→ TASK DETAILS
Display each line of the material below that includes the string "title".

→ STORED RECORDS

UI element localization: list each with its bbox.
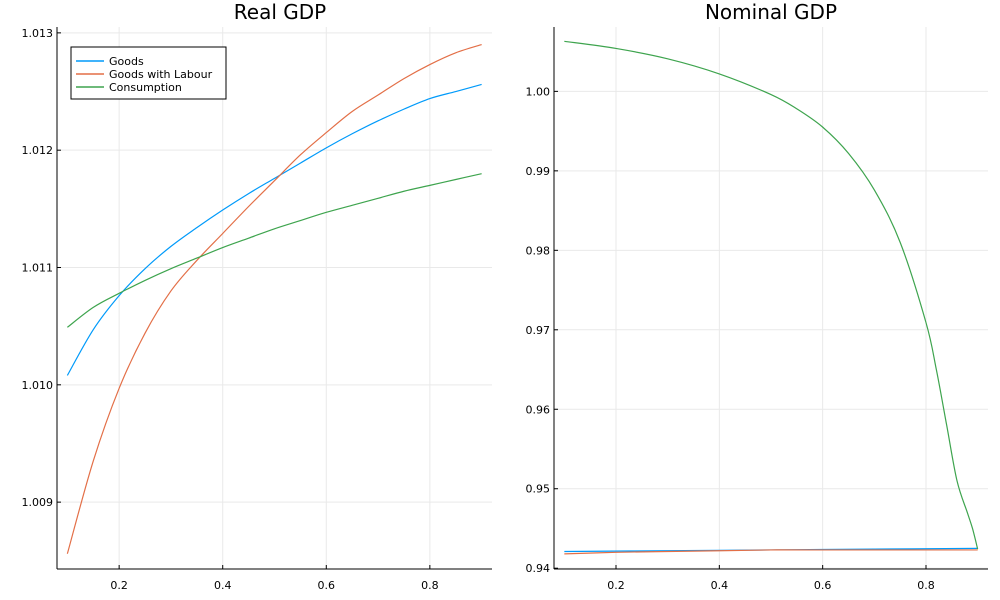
real-gdp-chart: Real GDP 0.2 0.4 0.6 0.8 1.0091.0101.0111.0… xyxy=(22,0,492,592)
y-tick-label: 0.98 xyxy=(526,244,551,257)
x-tick-label: 0.2 xyxy=(607,579,625,592)
x-tick-label: 0.6 xyxy=(814,579,832,592)
y-tick-label: 1.009 xyxy=(22,496,54,509)
series-line-goods-with-labour xyxy=(564,549,978,555)
y-tick-label: 0.99 xyxy=(526,165,551,178)
gridlines xyxy=(554,27,988,569)
chart-title: Nominal GDP xyxy=(705,0,837,24)
series-lines xyxy=(66,44,482,554)
series-lines xyxy=(564,40,979,555)
x-tick-labels: 0.2 0.4 0.6 0.8 xyxy=(110,565,439,592)
series-line-goods xyxy=(66,83,482,376)
y-tick-label: 0.94 xyxy=(526,562,551,575)
x-tick-label: 0.4 xyxy=(711,579,729,592)
legend-label-goods: Goods xyxy=(109,55,144,68)
y-tick-label: 0.97 xyxy=(526,324,551,337)
chart-title: Real GDP xyxy=(234,0,326,24)
x-tick-label: 0.8 xyxy=(421,579,439,592)
y-tick-label: 1.00 xyxy=(526,85,551,98)
y-tick-label: 1.013 xyxy=(22,27,54,40)
x-tick-label: 0.8 xyxy=(917,579,935,592)
y-tick-labels: 0.94 0.95 0.96 0.97 0.98 0.99 1.00 xyxy=(526,85,558,575)
y-tick-label: 0.96 xyxy=(526,403,551,416)
y-tick-label: 1.010 xyxy=(22,379,54,392)
x-tick-label: 0.4 xyxy=(214,579,232,592)
gridlines xyxy=(57,27,492,569)
series-line-goods-with-labour xyxy=(66,44,482,554)
x-tick-label: 0.6 xyxy=(318,579,336,592)
x-tick-labels: 0.2 0.4 0.6 0.8 xyxy=(607,565,935,592)
legend-box xyxy=(70,46,227,100)
series-line-consumption xyxy=(66,173,482,328)
x-tick-label: 0.2 xyxy=(110,579,128,592)
nominal-gdp-chart: Nominal GDP 0.2 0.4 0.6 0.8 0.940.950.960.9… xyxy=(526,0,988,592)
series-line-consumption xyxy=(564,40,979,550)
legend: Goods Goods with Labour Consumption xyxy=(70,46,227,100)
legend-label-goods-with-labour: Goods with Labour xyxy=(109,68,213,81)
y-tick-labels: 1.009 1.010 1.011 1.012 1.013 xyxy=(22,27,61,509)
legend-label-consumption: Consumption xyxy=(109,81,182,94)
y-tick-label: 0.95 xyxy=(526,483,551,496)
y-tick-label: 1.012 xyxy=(22,144,54,157)
y-tick-label: 1.011 xyxy=(22,261,54,274)
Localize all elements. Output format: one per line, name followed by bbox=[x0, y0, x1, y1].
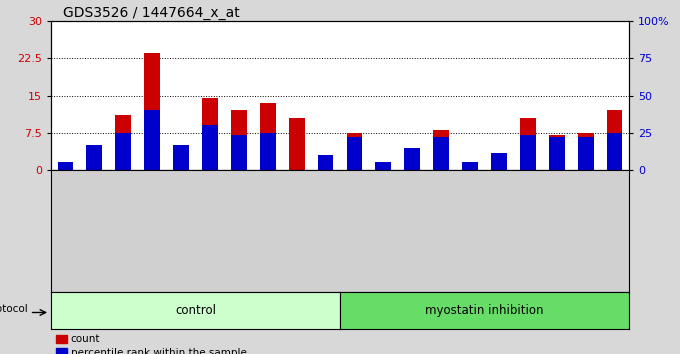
Bar bbox=[231, 135, 247, 170]
Bar bbox=[260, 133, 275, 170]
Bar bbox=[202, 98, 218, 170]
Bar bbox=[375, 162, 391, 170]
Bar bbox=[578, 137, 594, 170]
Bar bbox=[578, 133, 594, 170]
Bar bbox=[347, 133, 362, 170]
Legend: count, percentile rank within the sample: count, percentile rank within the sample bbox=[56, 335, 247, 354]
Bar bbox=[173, 153, 189, 170]
Bar bbox=[144, 110, 160, 170]
Bar bbox=[318, 155, 333, 170]
Text: myostatin inhibition: myostatin inhibition bbox=[425, 304, 544, 317]
Bar bbox=[86, 145, 102, 170]
Bar bbox=[318, 167, 333, 170]
Bar bbox=[116, 115, 131, 170]
Bar bbox=[58, 162, 73, 170]
Bar bbox=[405, 154, 420, 170]
Bar bbox=[491, 160, 507, 170]
Bar bbox=[433, 137, 449, 170]
Bar bbox=[549, 137, 564, 170]
Bar bbox=[116, 133, 131, 170]
Bar bbox=[491, 153, 507, 170]
Bar bbox=[549, 135, 564, 170]
Bar bbox=[173, 145, 189, 170]
Bar bbox=[607, 133, 622, 170]
Bar bbox=[289, 118, 305, 170]
Bar bbox=[462, 162, 478, 170]
Bar bbox=[375, 164, 391, 170]
Bar bbox=[405, 148, 420, 170]
Bar bbox=[231, 110, 247, 170]
Bar bbox=[433, 130, 449, 170]
Text: GDS3526 / 1447664_x_at: GDS3526 / 1447664_x_at bbox=[63, 6, 239, 20]
Bar bbox=[607, 110, 622, 170]
Bar bbox=[347, 137, 362, 170]
Bar bbox=[86, 145, 102, 170]
Bar bbox=[202, 125, 218, 170]
Text: protocol: protocol bbox=[0, 304, 28, 314]
Bar bbox=[520, 135, 536, 170]
Bar bbox=[462, 162, 478, 170]
Bar bbox=[260, 103, 275, 170]
Text: control: control bbox=[175, 304, 216, 317]
Bar bbox=[520, 118, 536, 170]
Bar bbox=[58, 169, 73, 170]
Bar bbox=[144, 53, 160, 170]
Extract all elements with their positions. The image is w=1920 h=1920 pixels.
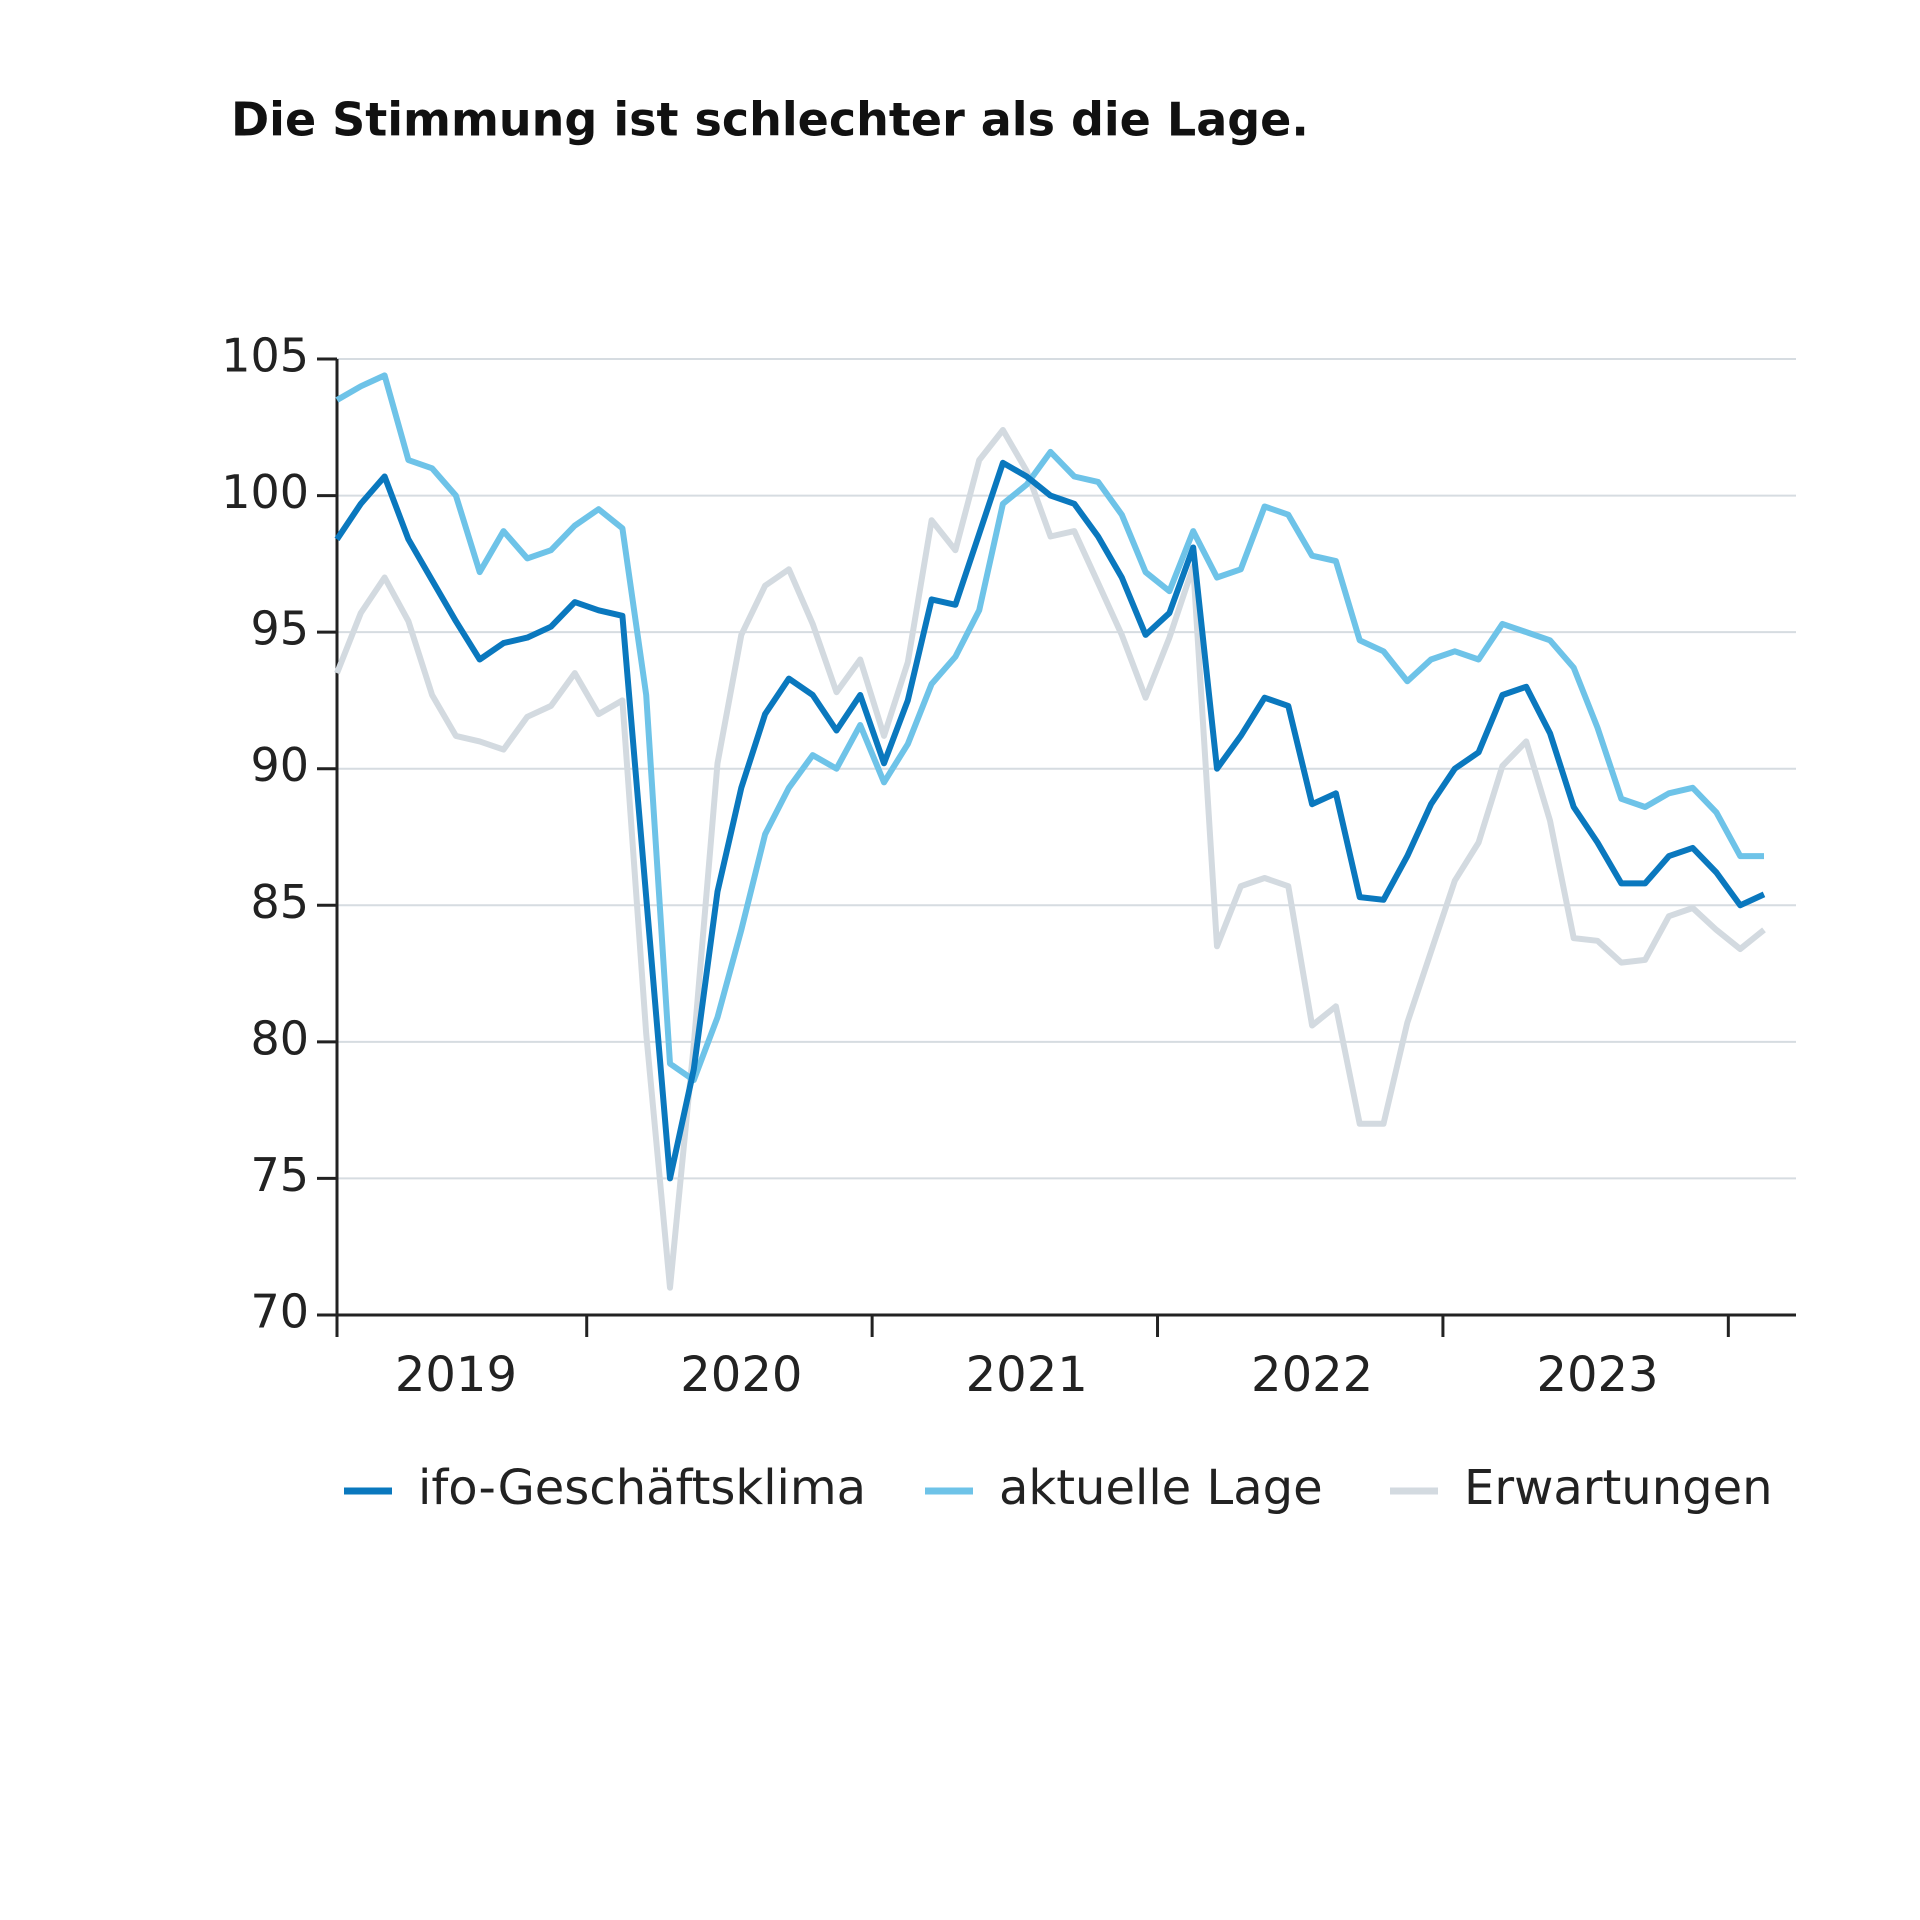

→ ANSWER FOR THE TASK
chart-title: Nominal GDP xyxy=(705,0,837,24)
chart-title: Real GDP xyxy=(234,0,326,24)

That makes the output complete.